(WHAT YOU ARE ASKED TO DO) Return the entries verbatim and drop every picture.

(MATERIALS PROVIDED)

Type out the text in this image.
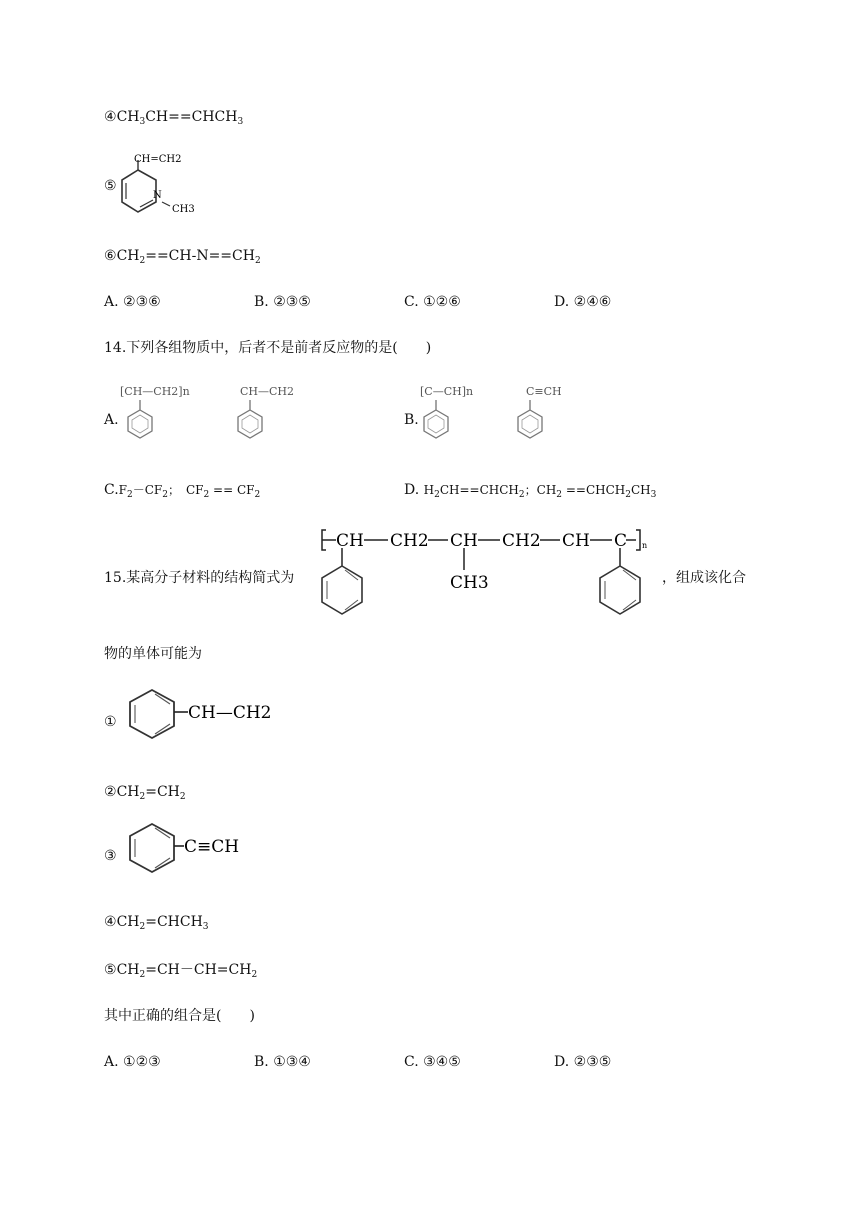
$④CH_3CH==CHCH_3$
⑤
CH=CH2
N
CH3
$⑥CH_2==CH-N==CH_2$
A. ②③⑥	B. ②③⑤	C. ①②⑥	D. ②④⑥
14.下列各组物质中，后者不是前者反应物的是(　　)
A.
[CH—CH2]n	CH—CH2
B.
[C—CH]n	C≡CH
$C.F_2-CF_2$；　$CF_2 == CF_2$	D. $H_2CH==CHCH_2$；$CH_2$ $==CHCH_2CH_3$
15.某高分子材料的结构简式为
CH CH2 CH CH2 CH C n
CH3	，组成该化合
物的单体可能为
①	CH—CH2
$②CH_2=CH_2$
③	C≡CH
$④CH_2=CHCH_3$
$⑤CH_2=CH-CH=CH_2$
其中正确的组合是(　　)
A. ①②③	B. ①③④	C. ③④⑤	D. ②③⑤
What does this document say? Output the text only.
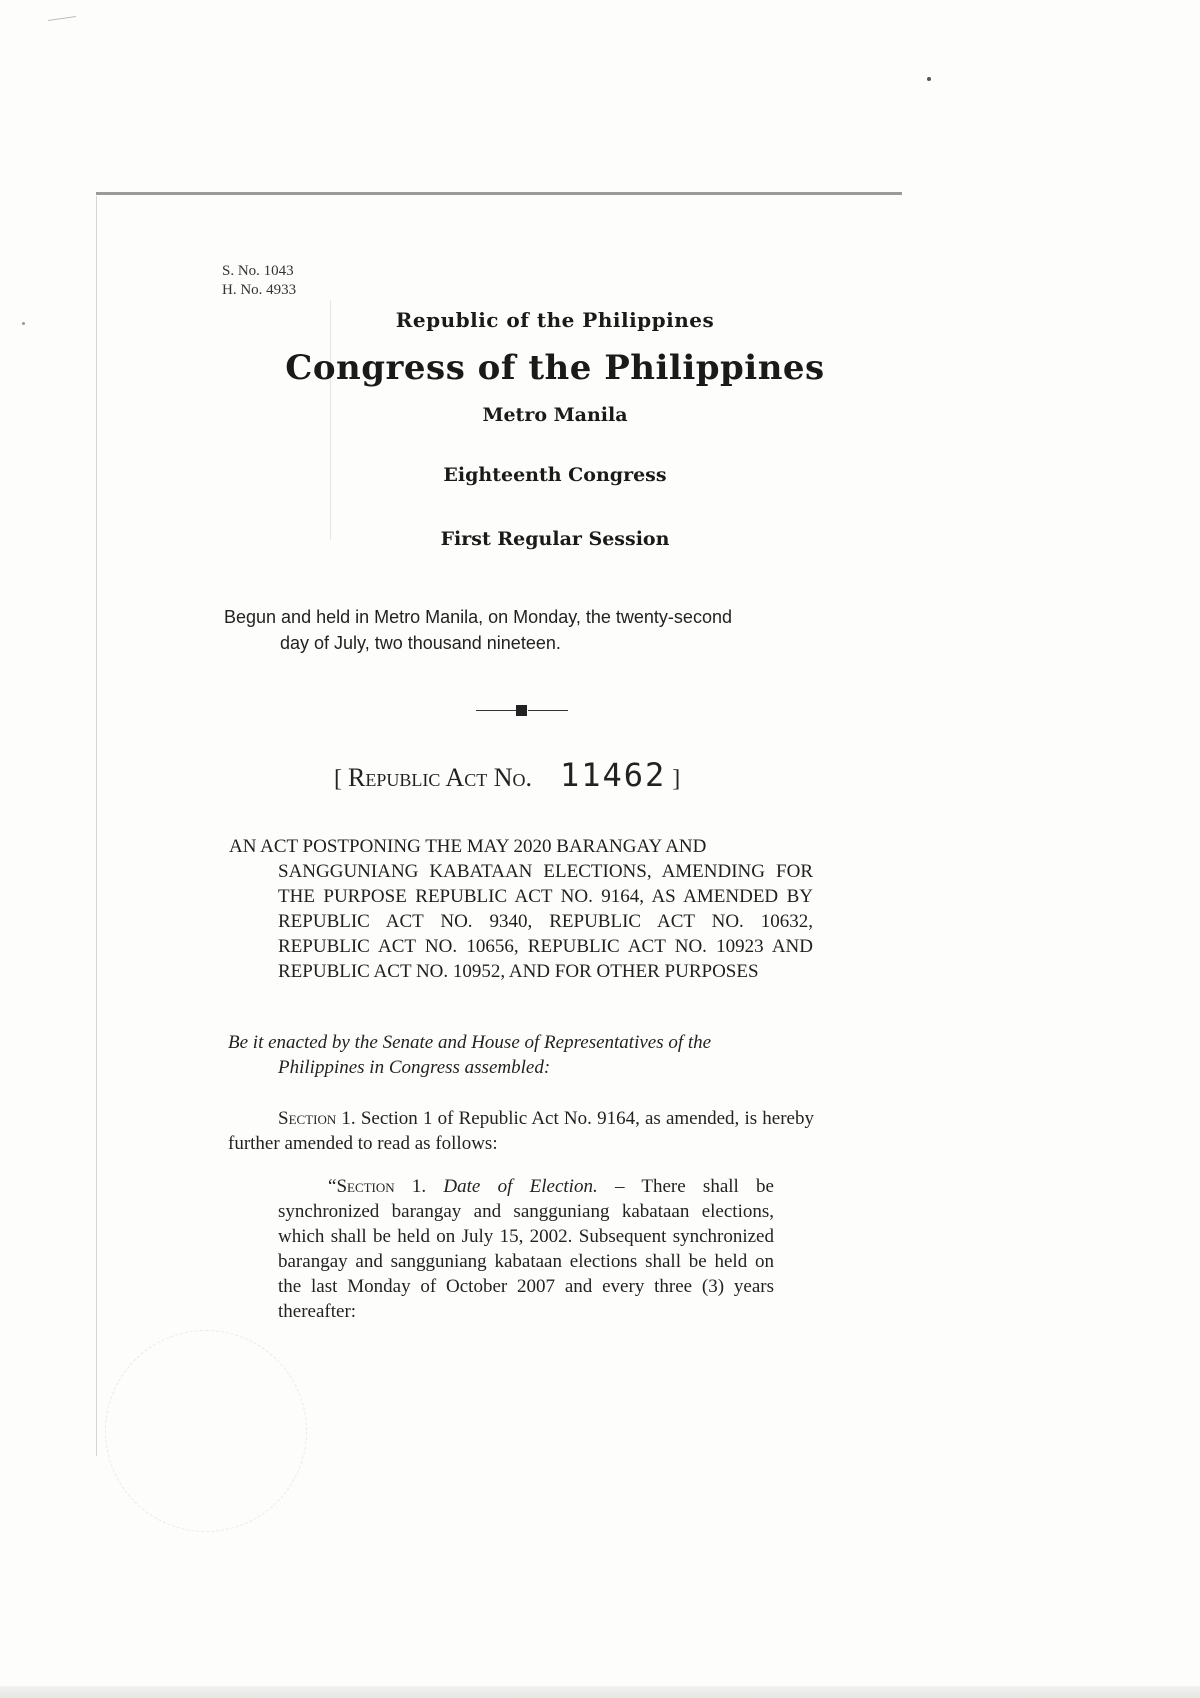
S. No. 1043
H. No. 4933
Republic of the Philippines
Congress of the Philippines
Metro Manila
Eighteenth Congress
First Regular Session
Begun and held in Metro Manila, on Monday, the twenty-second
day of July, two thousand nineteen.
[ Republic Act No. 11462 ]
AN ACT POSTPONING THE MAY 2020 BARANGAY AND
SANGGUNIANG KABATAAN ELECTIONS, AMENDING FOR THE PURPOSE REPUBLIC ACT NO. 9164, AS AMENDED BY REPUBLIC ACT NO. 9340, REPUBLIC ACT NO. 10632, REPUBLIC ACT NO. 10656, REPUBLIC ACT NO. 10923 AND REPUBLIC ACT NO. 10952, AND FOR OTHER PURPOSES
Be it enacted by the Senate and House of Representatives of the
Philippines in Congress assembled:
Section 1. Section 1 of Republic Act No. 9164, as amended, is hereby further amended to read as follows:
“Section 1. Date of Election. – There shall be synchronized barangay and sangguniang kabataan elections, which shall be held on July 15, 2002. Subsequent synchronized barangay and sangguniang kabataan elections shall be held on the last Monday of October 2007 and every three (3) years thereafter:
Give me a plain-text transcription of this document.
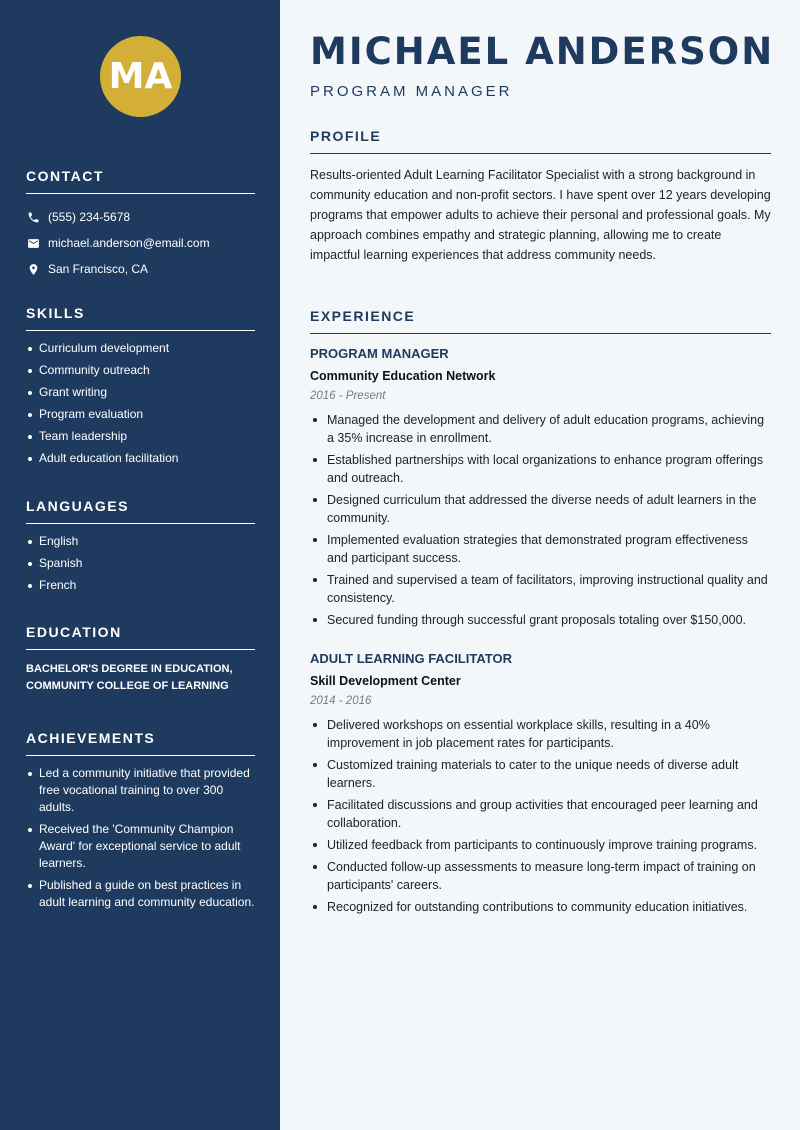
MA
CONTACT
(555) 234-5678
michael.anderson@email.com
San Francisco, CA
SKILLS
Curriculum development
Community outreach
Grant writing
Program evaluation
Team leadership
Adult education facilitation
LANGUAGES
English
Spanish
French
EDUCATION

BACHELOR'S DEGREE IN EDUCATION, COMMUNITY COLLEGE OF LEARNING

ACHIEVEMENTS
Led a community initiative that provided free vocational training to over 300 adults.
Received the 'Community Champion Award' for exceptional service to adult learners.
Published a guide on best practices in adult learning and community education.
MICHAEL ANDERSON
PROGRAM MANAGER
PROFILE

Results-oriented Adult Learning Facilitator Specialist with a strong background in community education and non-profit sectors. I have spent over 12 years developing programs that empower adults to achieve their personal and professional goals. My approach combines empathy and strategic planning, allowing me to create impactful learning experiences that address community needs.

EXPERIENCE
PROGRAM MANAGER
Community Education Network
2016 - Present
Managed the development and delivery of adult education programs, achieving a 35% increase in enrollment.
Established partnerships with local organizations to enhance program offerings and outreach.
Designed curriculum that addressed the diverse needs of adult learners in the community.
Implemented evaluation strategies that demonstrated program effectiveness and participant success.
Trained and supervised a team of facilitators, improving instructional quality and consistency.
Secured funding through successful grant proposals totaling over $150,000.
ADULT LEARNING FACILITATOR
Skill Development Center
2014 - 2016
Delivered workshops on essential workplace skills, resulting in a 40% improvement in job placement rates for participants.
Customized training materials to cater to the unique needs of diverse adult learners.
Facilitated discussions and group activities that encouraged peer learning and collaboration.
Utilized feedback from participants to continuously improve training programs.
Conducted follow-up assessments to measure long-term impact of training on participants' careers.
Recognized for outstanding contributions to community education initiatives.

(EXERCISE ANSWER)
Type out the text in this image.
$④CH_3CH==CHCH_3$
⑤
CH=CH2
N
CH3
$⑥CH_2==CH-N==CH_2$
A. ②③⑥	B. ②③⑤	C. ①②⑥	D. ②④⑥
14.下列各组物质中，后者不是前者反应物的是(　　)
A.
[CH—CH2]n	CH—CH2
B.
[C—CH]n	C≡CH
$C.F_2-CF_2$；　$CF_2 == CF_2$	D. $H_2CH==CHCH_2$；$CH_2$ $==CHCH_2CH_3$
15.某高分子材料的结构简式为
CH CH2 CH CH2 CH C n
CH3	，组成该化合
物的单体可能为
①	CH—CH2
$②CH_2=CH_2$
③	C≡CH
$④CH_2=CHCH_3$
$⑤CH_2=CH-CH=CH_2$
其中正确的组合是(　　)
A. ①②③	B. ①③④	C. ③④⑤	D. ②③⑤
What does this document say? Output the text only.
S. No. 1043
H. No. 4933
Republic of the Philippines
Congress of the Philippines
Metro Manila
Eighteenth Congress
First Regular Session
Begun and held in Metro Manila, on Monday, the twenty-second
day of July, two thousand nineteen.
[ Republic Act No. 11462 ]
AN ACT POSTPONING THE MAY 2020 BARANGAY AND
SANGGUNIANG KABATAAN ELECTIONS, AMENDING FOR THE PURPOSE REPUBLIC ACT NO. 9164, AS AMENDED BY REPUBLIC ACT NO. 9340, REPUBLIC ACT NO. 10632, REPUBLIC ACT NO. 10656, REPUBLIC ACT NO. 10923 AND REPUBLIC ACT NO. 10952, AND FOR OTHER PURPOSES
Be it enacted by the Senate and House of Representatives of the
Philippines in Congress assembled:
Section 1. Section 1 of Republic Act No. 9164, as amended, is hereby further amended to read as follows:
“Section 1. Date of Election. – There shall be synchronized barangay and sangguniang kabataan elections, which shall be held on July 15, 2002. Subsequent synchronized barangay and sangguniang kabataan elections shall be held on the last Monday of October 2007 and every three (3) years thereafter:
Give me a plain-text transcription of this document.
MA
CONTACT
(555) 234-5678
michael.anderson@email.com
San Francisco, CA
SKILLS
Curriculum development
Community outreach
Grant writing
Program evaluation
Team leadership
Adult education facilitation
LANGUAGES
English
Spanish
French
EDUCATION

BACHELOR'S DEGREE IN EDUCATION, COMMUNITY COLLEGE OF LEARNING

ACHIEVEMENTS
Led a community initiative that provided free vocational training to over 300 adults.
Received the 'Community Champion Award' for exceptional service to adult learners.
Published a guide on best practices in adult learning and community education.
MICHAEL ANDERSON
PROGRAM MANAGER
PROFILE

Results-oriented Adult Learning Facilitator Specialist with a strong background in community education and non-profit sectors. I have spent over 12 years developing programs that empower adults to achieve their personal and professional goals. My approach combines empathy and strategic planning, allowing me to create impactful learning experiences that address community needs.

EXPERIENCE
PROGRAM MANAGER
Community Education Network
2016 - Present
Managed the development and delivery of adult education programs, achieving a 35% increase in enrollment.
Established partnerships with local organizations to enhance program offerings and outreach.
Designed curriculum that addressed the diverse needs of adult learners in the community.
Implemented evaluation strategies that demonstrated program effectiveness and participant success.
Trained and supervised a team of facilitators, improving instructional quality and consistency.
Secured funding through successful grant proposals totaling over $150,000.
ADULT LEARNING FACILITATOR
Skill Development Center
2014 - 2016
Delivered workshops on essential workplace skills, resulting in a 40% improvement in job placement rates for participants.
Customized training materials to cater to the unique needs of diverse adult learners.
Facilitated discussions and group activities that encouraged peer learning and collaboration.
Utilized feedback from participants to continuously improve training programs.
Conducted follow-up assessments to measure long-term impact of training on participants' careers.
Recognized for outstanding contributions to community education initiatives.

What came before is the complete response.